*** DATA SECTION

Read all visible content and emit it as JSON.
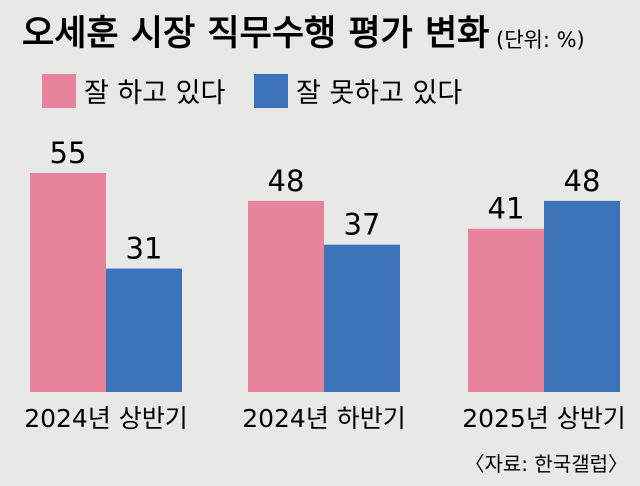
{
  "title": "오세훈 시장 직무수행 평가 변화",
  "unit": "(단위: %)",
  "source": "〈자료: 한국갤럽〉",
  "colors": {
    "background": "#e8e8e6",
    "positive": "#e8839e",
    "negative": "#3d73b8",
    "text": "#1a1a1a"
  },
  "chart_data": {
    "type": "bar",
    "title": "오세훈 시장 직무수행 평가 변화",
    "categories": [
      "2024년 상반기",
      "2024년 하반기",
      "2025년 상반기"
    ],
    "series": [
      {
        "name": "잘 하고 있다",
        "values": [
          55,
          48,
          41
        ]
      },
      {
        "name": "잘 못하고 있다",
        "values": [
          31,
          37,
          48
        ]
      }
    ],
    "ylim": [
      0,
      55
    ],
    "grid": false,
    "legend": "top-left"
  }
}
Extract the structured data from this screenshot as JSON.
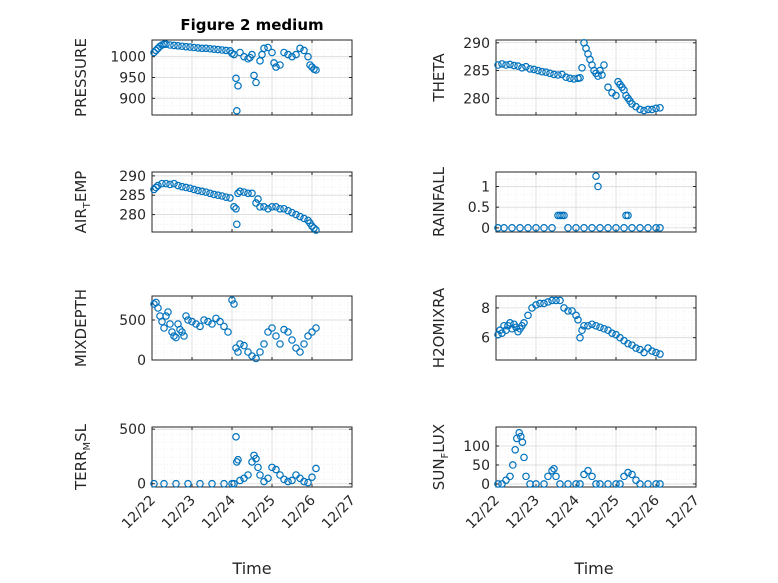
{
  "figure": {
    "title": "Figure 2 medium",
    "marker_color": "#0072BD",
    "x_tick_labels": [
      "12/22",
      "12/23",
      "12/24",
      "12/25",
      "12/26",
      "12/27"
    ],
    "xlabel": "Time"
  },
  "chart_data": [
    {
      "type": "scatter",
      "ylabel": "PRESSURE",
      "ylabel_parts": [
        {
          "text": "PRESSURE",
          "sub": false
        }
      ],
      "title": "Figure 2 medium",
      "xlim": [
        0,
        5
      ],
      "ylim": [
        860,
        1040
      ],
      "yticks": [
        900,
        950,
        1000
      ],
      "grid": true,
      "x": [
        0.05,
        0.1,
        0.15,
        0.2,
        0.25,
        0.3,
        0.35,
        0.45,
        0.55,
        0.65,
        0.75,
        0.85,
        0.95,
        1.05,
        1.15,
        1.25,
        1.35,
        1.45,
        1.55,
        1.65,
        1.75,
        1.85,
        1.95,
        2.0,
        2.05,
        2.1,
        2.12,
        2.15,
        2.2,
        2.3,
        2.4,
        2.45,
        2.5,
        2.55,
        2.6,
        2.7,
        2.75,
        2.8,
        2.9,
        3.0,
        3.05,
        3.1,
        3.2,
        3.3,
        3.4,
        3.5,
        3.6,
        3.7,
        3.8,
        3.9,
        3.95,
        4.0,
        4.05,
        4.1
      ],
      "y": [
        1010,
        1015,
        1020,
        1025,
        1028,
        1030,
        1030,
        1028,
        1027,
        1026,
        1025,
        1024,
        1023,
        1022,
        1021,
        1020,
        1020,
        1019,
        1018,
        1017,
        1016,
        1015,
        1014,
        1008,
        1005,
        948,
        870,
        930,
        1010,
        1000,
        995,
        998,
        1005,
        955,
        938,
        990,
        1005,
        1020,
        1022,
        1010,
        985,
        975,
        980,
        1010,
        1005,
        1000,
        1005,
        1020,
        1015,
        1000,
        980,
        975,
        970,
        968
      ]
    },
    {
      "type": "scatter",
      "ylabel": "THETA",
      "ylabel_parts": [
        {
          "text": "THETA",
          "sub": false
        }
      ],
      "xlim": [
        0,
        5
      ],
      "ylim": [
        277,
        290.5
      ],
      "yticks": [
        280,
        285,
        290
      ],
      "grid": true,
      "x": [
        0.05,
        0.15,
        0.25,
        0.35,
        0.45,
        0.55,
        0.65,
        0.75,
        0.85,
        0.95,
        1.05,
        1.15,
        1.25,
        1.35,
        1.45,
        1.55,
        1.65,
        1.75,
        1.85,
        1.95,
        2.05,
        2.1,
        2.15,
        2.2,
        2.25,
        2.3,
        2.35,
        2.4,
        2.45,
        2.5,
        2.55,
        2.6,
        2.65,
        2.7,
        2.8,
        2.9,
        3.0,
        3.05,
        3.1,
        3.15,
        3.2,
        3.25,
        3.3,
        3.35,
        3.4,
        3.5,
        3.6,
        3.7,
        3.8,
        3.9,
        4.0,
        4.1
      ],
      "y": [
        286,
        286.2,
        286,
        286.1,
        285.9,
        285.8,
        285.5,
        285.7,
        285.3,
        285.2,
        285,
        284.8,
        284.7,
        284.5,
        284.3,
        284.2,
        284.3,
        283.8,
        283.6,
        283.5,
        283.6,
        283.7,
        285.5,
        290,
        289,
        288,
        287,
        286,
        285,
        284.5,
        284,
        285,
        284.2,
        286,
        282,
        281,
        280.5,
        283,
        282.5,
        282,
        281.5,
        280.5,
        280,
        279.5,
        279,
        278.5,
        278,
        277.8,
        278,
        278,
        278.2,
        278.3
      ]
    },
    {
      "type": "scatter",
      "ylabel": "AIR_TEMP",
      "ylabel_parts": [
        {
          "text": "AIR",
          "sub": false
        },
        {
          "text": "T",
          "sub": true
        },
        {
          "text": "EMP",
          "sub": false
        }
      ],
      "xlim": [
        0,
        5
      ],
      "ylim": [
        275.5,
        291
      ],
      "yticks": [
        280,
        285,
        290
      ],
      "grid": true,
      "x": [
        0.05,
        0.1,
        0.15,
        0.25,
        0.35,
        0.45,
        0.55,
        0.65,
        0.75,
        0.85,
        0.95,
        1.05,
        1.15,
        1.25,
        1.35,
        1.45,
        1.55,
        1.65,
        1.75,
        1.85,
        1.95,
        2.05,
        2.1,
        2.12,
        2.15,
        2.2,
        2.3,
        2.4,
        2.5,
        2.6,
        2.65,
        2.7,
        2.8,
        2.9,
        3.0,
        3.1,
        3.2,
        3.3,
        3.4,
        3.5,
        3.6,
        3.7,
        3.8,
        3.9,
        3.95,
        4.0,
        4.05,
        4.1
      ],
      "y": [
        286.5,
        287,
        287.5,
        288,
        288,
        287.8,
        288,
        287.5,
        287.2,
        287,
        286.8,
        286.5,
        286.2,
        286,
        285.8,
        285.5,
        285.2,
        285,
        284.8,
        284.5,
        284.3,
        282,
        281.5,
        277.5,
        285.5,
        286,
        285.8,
        285.5,
        285.5,
        283,
        284,
        282,
        282,
        281.5,
        282,
        282,
        281.5,
        281.5,
        281,
        280.5,
        280,
        279.5,
        279,
        278.5,
        277.8,
        277,
        276.5,
        276
      ]
    },
    {
      "type": "scatter",
      "ylabel": "RAINFALL",
      "ylabel_parts": [
        {
          "text": "RAINFALL",
          "sub": false
        }
      ],
      "xlim": [
        0,
        5
      ],
      "ylim": [
        -0.1,
        1.35
      ],
      "yticks": [
        0,
        0.5,
        1
      ],
      "grid": true,
      "x": [
        0.05,
        0.2,
        0.4,
        0.6,
        0.8,
        1.0,
        1.2,
        1.4,
        1.55,
        1.6,
        1.65,
        1.7,
        1.8,
        2.0,
        2.2,
        2.4,
        2.5,
        2.55,
        2.6,
        2.8,
        3.0,
        3.2,
        3.25,
        3.3,
        3.4,
        3.6,
        3.8,
        4.0,
        4.1
      ],
      "y": [
        0,
        0,
        0,
        0,
        0,
        0,
        0,
        0,
        0.3,
        0.3,
        0.3,
        0.3,
        0,
        0,
        0,
        0,
        1.25,
        1.0,
        0,
        0,
        0,
        0,
        0.3,
        0.3,
        0,
        0,
        0,
        0,
        0
      ]
    },
    {
      "type": "scatter",
      "ylabel": "MIXDEPTH",
      "ylabel_parts": [
        {
          "text": "MIXDEPTH",
          "sub": false
        }
      ],
      "xlim": [
        0,
        5
      ],
      "ylim": [
        0,
        800
      ],
      "yticks": [
        0,
        500
      ],
      "grid": true,
      "x": [
        0.05,
        0.1,
        0.15,
        0.2,
        0.25,
        0.3,
        0.35,
        0.4,
        0.45,
        0.5,
        0.55,
        0.6,
        0.65,
        0.7,
        0.75,
        0.8,
        0.85,
        0.9,
        1.0,
        1.1,
        1.2,
        1.3,
        1.4,
        1.5,
        1.6,
        1.7,
        1.8,
        1.9,
        2.0,
        2.05,
        2.1,
        2.15,
        2.2,
        2.3,
        2.4,
        2.5,
        2.6,
        2.7,
        2.8,
        2.9,
        3.0,
        3.1,
        3.2,
        3.3,
        3.4,
        3.5,
        3.6,
        3.7,
        3.8,
        3.9,
        4.0,
        4.1
      ],
      "y": [
        700,
        720,
        650,
        550,
        480,
        400,
        550,
        600,
        450,
        350,
        300,
        280,
        450,
        380,
        350,
        300,
        550,
        500,
        480,
        450,
        420,
        500,
        480,
        450,
        520,
        480,
        420,
        350,
        750,
        700,
        150,
        100,
        200,
        180,
        100,
        50,
        20,
        100,
        200,
        350,
        400,
        300,
        200,
        380,
        350,
        250,
        150,
        100,
        200,
        300,
        350,
        400
      ]
    },
    {
      "type": "scatter",
      "ylabel": "H2OMIXRA",
      "ylabel_parts": [
        {
          "text": "H2OMIXRA",
          "sub": false
        }
      ],
      "xlim": [
        0,
        5
      ],
      "ylim": [
        4.5,
        8.8
      ],
      "yticks": [
        6,
        8
      ],
      "grid": true,
      "x": [
        0.05,
        0.1,
        0.15,
        0.2,
        0.25,
        0.3,
        0.35,
        0.4,
        0.45,
        0.5,
        0.55,
        0.6,
        0.65,
        0.7,
        0.8,
        0.9,
        1.0,
        1.1,
        1.2,
        1.3,
        1.4,
        1.5,
        1.6,
        1.7,
        1.8,
        1.9,
        2.0,
        2.05,
        2.1,
        2.15,
        2.2,
        2.3,
        2.4,
        2.5,
        2.6,
        2.7,
        2.8,
        2.9,
        3.0,
        3.1,
        3.2,
        3.3,
        3.4,
        3.5,
        3.6,
        3.7,
        3.8,
        3.9,
        4.0,
        4.1
      ],
      "y": [
        6.2,
        6.5,
        6.3,
        6.8,
        6.5,
        6.8,
        7.0,
        6.6,
        6.9,
        6.7,
        6.4,
        6.6,
        6.8,
        7.0,
        7.5,
        8.0,
        8.2,
        8.3,
        8.3,
        8.4,
        8.5,
        8.5,
        8.5,
        8.0,
        7.8,
        7.8,
        7.5,
        7.2,
        6.0,
        6.5,
        6.8,
        6.8,
        6.9,
        6.8,
        6.7,
        6.6,
        6.5,
        6.3,
        6.2,
        6.0,
        5.8,
        5.6,
        5.5,
        5.3,
        5.2,
        5.0,
        5.3,
        5.1,
        5.0,
        4.9
      ]
    },
    {
      "type": "scatter",
      "ylabel": "TERR_MSL",
      "ylabel_parts": [
        {
          "text": "TERR",
          "sub": false
        },
        {
          "text": "M",
          "sub": true
        },
        {
          "text": "SL",
          "sub": false
        }
      ],
      "xlim": [
        0,
        5
      ],
      "ylim": [
        -30,
        520
      ],
      "yticks": [
        0,
        500
      ],
      "grid": true,
      "x": [
        0.05,
        0.3,
        0.6,
        0.9,
        1.2,
        1.5,
        1.8,
        2.0,
        2.05,
        2.1,
        2.12,
        2.15,
        2.2,
        2.3,
        2.4,
        2.5,
        2.55,
        2.6,
        2.65,
        2.7,
        2.8,
        2.9,
        3.0,
        3.1,
        3.2,
        3.3,
        3.4,
        3.5,
        3.6,
        3.7,
        3.8,
        3.9,
        4.0,
        4.1
      ],
      "y": [
        0,
        0,
        0,
        0,
        0,
        0,
        0,
        0,
        0,
        430,
        200,
        220,
        30,
        50,
        80,
        200,
        260,
        230,
        150,
        80,
        20,
        50,
        150,
        130,
        80,
        40,
        20,
        30,
        80,
        50,
        20,
        10,
        60,
        140
      ]
    },
    {
      "type": "scatter",
      "ylabel": "SUN_FLUX",
      "ylabel_parts": [
        {
          "text": "SUN",
          "sub": false
        },
        {
          "text": "F",
          "sub": true
        },
        {
          "text": "LUX",
          "sub": false
        }
      ],
      "xlim": [
        0,
        5
      ],
      "ylim": [
        -8,
        150
      ],
      "yticks": [
        0,
        50,
        100
      ],
      "grid": true,
      "x": [
        0.05,
        0.15,
        0.25,
        0.35,
        0.42,
        0.48,
        0.52,
        0.58,
        0.62,
        0.66,
        0.7,
        0.75,
        0.85,
        1.0,
        1.2,
        1.3,
        1.4,
        1.45,
        1.5,
        1.6,
        1.8,
        2.0,
        2.1,
        2.2,
        2.3,
        2.4,
        2.5,
        2.6,
        2.8,
        3.0,
        3.1,
        3.2,
        3.3,
        3.4,
        3.5,
        3.6,
        3.8,
        4.0,
        4.1
      ],
      "y": [
        0,
        0,
        10,
        20,
        50,
        90,
        120,
        135,
        125,
        110,
        70,
        20,
        0,
        0,
        0,
        20,
        35,
        40,
        20,
        0,
        0,
        0,
        0,
        25,
        35,
        20,
        0,
        0,
        0,
        0,
        0,
        20,
        30,
        25,
        10,
        0,
        0,
        0,
        0
      ]
    }
  ]
}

******

=== INSTRUCTIONS TO FOLLOW ===
Filter the records, keeping only lines that contain "title", and show those lines.

=== SOLUTION TO THIS EXERCISE ===
  "title": "오세훈 시장 직무수행 평가 변화",
    "title": "오세훈 시장 직무수행 평가 변화",
    "title": "Figure 2 medium",
      "title": "Figure 2 medium",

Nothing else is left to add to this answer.